- Provided records
# # #
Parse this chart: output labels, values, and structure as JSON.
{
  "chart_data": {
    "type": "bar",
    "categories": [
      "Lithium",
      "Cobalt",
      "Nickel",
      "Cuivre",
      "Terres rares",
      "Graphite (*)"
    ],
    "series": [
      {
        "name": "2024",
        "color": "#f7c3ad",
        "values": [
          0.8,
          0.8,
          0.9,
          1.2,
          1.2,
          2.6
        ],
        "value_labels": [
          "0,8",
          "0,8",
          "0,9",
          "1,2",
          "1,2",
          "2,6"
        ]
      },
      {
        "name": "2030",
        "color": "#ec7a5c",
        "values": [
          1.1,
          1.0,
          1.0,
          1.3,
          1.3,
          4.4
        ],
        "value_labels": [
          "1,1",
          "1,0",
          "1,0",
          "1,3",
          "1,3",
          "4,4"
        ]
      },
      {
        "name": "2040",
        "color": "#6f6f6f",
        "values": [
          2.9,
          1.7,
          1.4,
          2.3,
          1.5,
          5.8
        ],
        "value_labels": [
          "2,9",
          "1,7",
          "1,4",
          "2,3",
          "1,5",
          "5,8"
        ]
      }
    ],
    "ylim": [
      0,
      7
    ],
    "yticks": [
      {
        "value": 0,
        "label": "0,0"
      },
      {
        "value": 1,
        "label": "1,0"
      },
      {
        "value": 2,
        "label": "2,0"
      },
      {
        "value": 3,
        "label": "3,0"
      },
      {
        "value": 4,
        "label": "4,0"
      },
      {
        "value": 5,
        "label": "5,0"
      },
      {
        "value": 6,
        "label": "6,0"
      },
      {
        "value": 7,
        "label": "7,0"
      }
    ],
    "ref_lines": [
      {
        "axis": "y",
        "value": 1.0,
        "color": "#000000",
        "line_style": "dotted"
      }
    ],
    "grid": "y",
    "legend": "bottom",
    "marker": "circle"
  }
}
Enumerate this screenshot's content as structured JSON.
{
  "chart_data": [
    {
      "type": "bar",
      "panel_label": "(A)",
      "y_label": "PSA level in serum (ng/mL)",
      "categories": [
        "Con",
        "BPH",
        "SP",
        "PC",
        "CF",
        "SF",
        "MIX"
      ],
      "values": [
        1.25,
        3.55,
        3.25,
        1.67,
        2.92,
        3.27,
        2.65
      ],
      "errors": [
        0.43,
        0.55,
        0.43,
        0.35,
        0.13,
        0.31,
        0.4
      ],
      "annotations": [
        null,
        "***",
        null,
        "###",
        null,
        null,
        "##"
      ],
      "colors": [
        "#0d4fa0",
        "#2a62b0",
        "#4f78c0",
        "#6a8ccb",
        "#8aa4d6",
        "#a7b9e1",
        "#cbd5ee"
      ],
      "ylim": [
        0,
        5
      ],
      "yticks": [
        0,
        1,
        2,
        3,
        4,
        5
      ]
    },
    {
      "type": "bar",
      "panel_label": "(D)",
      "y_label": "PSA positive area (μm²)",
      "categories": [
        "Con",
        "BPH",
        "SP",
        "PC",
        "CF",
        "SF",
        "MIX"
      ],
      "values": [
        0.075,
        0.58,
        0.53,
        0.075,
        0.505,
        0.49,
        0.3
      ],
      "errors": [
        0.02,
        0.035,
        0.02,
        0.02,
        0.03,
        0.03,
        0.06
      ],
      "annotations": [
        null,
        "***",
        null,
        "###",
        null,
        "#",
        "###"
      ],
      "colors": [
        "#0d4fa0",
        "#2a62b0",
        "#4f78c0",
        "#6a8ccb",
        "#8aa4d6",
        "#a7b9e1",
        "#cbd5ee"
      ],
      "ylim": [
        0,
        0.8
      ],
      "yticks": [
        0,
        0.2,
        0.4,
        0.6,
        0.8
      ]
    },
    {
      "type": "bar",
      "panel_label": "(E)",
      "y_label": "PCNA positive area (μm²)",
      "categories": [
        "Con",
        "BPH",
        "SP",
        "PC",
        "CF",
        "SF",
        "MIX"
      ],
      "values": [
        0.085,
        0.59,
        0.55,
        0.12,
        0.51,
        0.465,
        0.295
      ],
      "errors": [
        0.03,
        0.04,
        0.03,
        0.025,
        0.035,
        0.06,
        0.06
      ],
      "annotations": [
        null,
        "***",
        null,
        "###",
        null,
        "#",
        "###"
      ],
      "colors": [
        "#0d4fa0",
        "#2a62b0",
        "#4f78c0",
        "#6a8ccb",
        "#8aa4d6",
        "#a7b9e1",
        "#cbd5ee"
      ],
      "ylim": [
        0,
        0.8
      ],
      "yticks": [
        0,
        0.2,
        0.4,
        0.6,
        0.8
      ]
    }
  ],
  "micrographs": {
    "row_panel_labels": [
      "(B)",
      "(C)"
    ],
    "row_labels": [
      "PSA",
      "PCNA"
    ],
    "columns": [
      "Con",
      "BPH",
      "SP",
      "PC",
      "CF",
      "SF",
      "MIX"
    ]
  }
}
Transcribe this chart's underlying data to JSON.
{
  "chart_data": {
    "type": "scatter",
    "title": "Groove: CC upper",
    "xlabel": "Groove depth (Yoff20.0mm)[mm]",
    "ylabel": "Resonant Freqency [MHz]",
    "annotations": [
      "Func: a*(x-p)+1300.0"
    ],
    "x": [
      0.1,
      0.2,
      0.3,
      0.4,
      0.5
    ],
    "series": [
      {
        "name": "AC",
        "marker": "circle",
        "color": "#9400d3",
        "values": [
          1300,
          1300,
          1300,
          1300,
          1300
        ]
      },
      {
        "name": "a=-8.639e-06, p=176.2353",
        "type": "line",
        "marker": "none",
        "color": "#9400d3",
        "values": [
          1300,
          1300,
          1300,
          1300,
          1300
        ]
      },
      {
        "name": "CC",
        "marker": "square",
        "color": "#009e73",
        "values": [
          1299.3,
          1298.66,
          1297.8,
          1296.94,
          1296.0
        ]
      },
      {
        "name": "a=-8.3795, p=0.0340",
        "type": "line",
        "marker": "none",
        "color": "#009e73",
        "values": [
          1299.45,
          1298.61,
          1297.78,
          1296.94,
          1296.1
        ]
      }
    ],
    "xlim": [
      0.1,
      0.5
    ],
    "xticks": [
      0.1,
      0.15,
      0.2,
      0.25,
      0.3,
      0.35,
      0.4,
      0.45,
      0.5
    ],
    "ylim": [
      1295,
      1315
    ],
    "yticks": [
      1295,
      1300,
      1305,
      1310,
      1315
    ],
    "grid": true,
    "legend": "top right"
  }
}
# # #
- Work to be completed
Locate "Transcribe this chart's" in the data above. Then repeat, exactly, its line and each line after it through the last, adding nothing.

- Expected output
Transcribe this chart's underlying data to JSON.
{
  "chart_data": {
    "type": "scatter",
    "title": "Groove: CC upper",
    "xlabel": "Groove depth (Yoff20.0mm)[mm]",
    "ylabel": "Resonant Freqency [MHz]",
    "annotations": [
      "Func: a*(x-p)+1300.0"
    ],
    "x": [
      0.1,
      0.2,
      0.3,
      0.4,
      0.5
    ],
    "series": [
      {
        "name": "AC",
        "marker": "circle",
        "color": "#9400d3",
        "values": [
          1300,
          1300,
          1300,
          1300,
          1300
        ]
      },
      {
        "name": "a=-8.639e-06, p=176.2353",
        "type": "line",
        "marker": "none",
        "color": "#9400d3",
        "values": [
          1300,
          1300,
          1300,
          1300,
          1300
        ]
      },
      {
        "name": "CC",
        "marker": "square",
        "color": "#009e73",
        "values": [
          1299.3,
          1298.66,
          1297.8,
          1296.94,
          1296.0
        ]
      },
      {
        "name": "a=-8.3795, p=0.0340",
        "type": "line",
        "marker": "none",
        "color": "#009e73",
        "values": [
          1299.45,
          1298.61,
          1297.78,
          1296.94,
          1296.1
        ]
      }
    ],
    "xlim": [
      0.1,
      0.5
    ],
    "xticks": [
      0.1,
      0.15,
      0.2,
      0.25,
      0.3,
      0.35,
      0.4,
      0.45,
      0.5
    ],
    "ylim": [
      1295,
      1315
    ],
    "yticks": [
      1295,
      1300,
      1305,
      1310,
      1315
    ],
    "grid": true,
    "legend": "top right"
  }
}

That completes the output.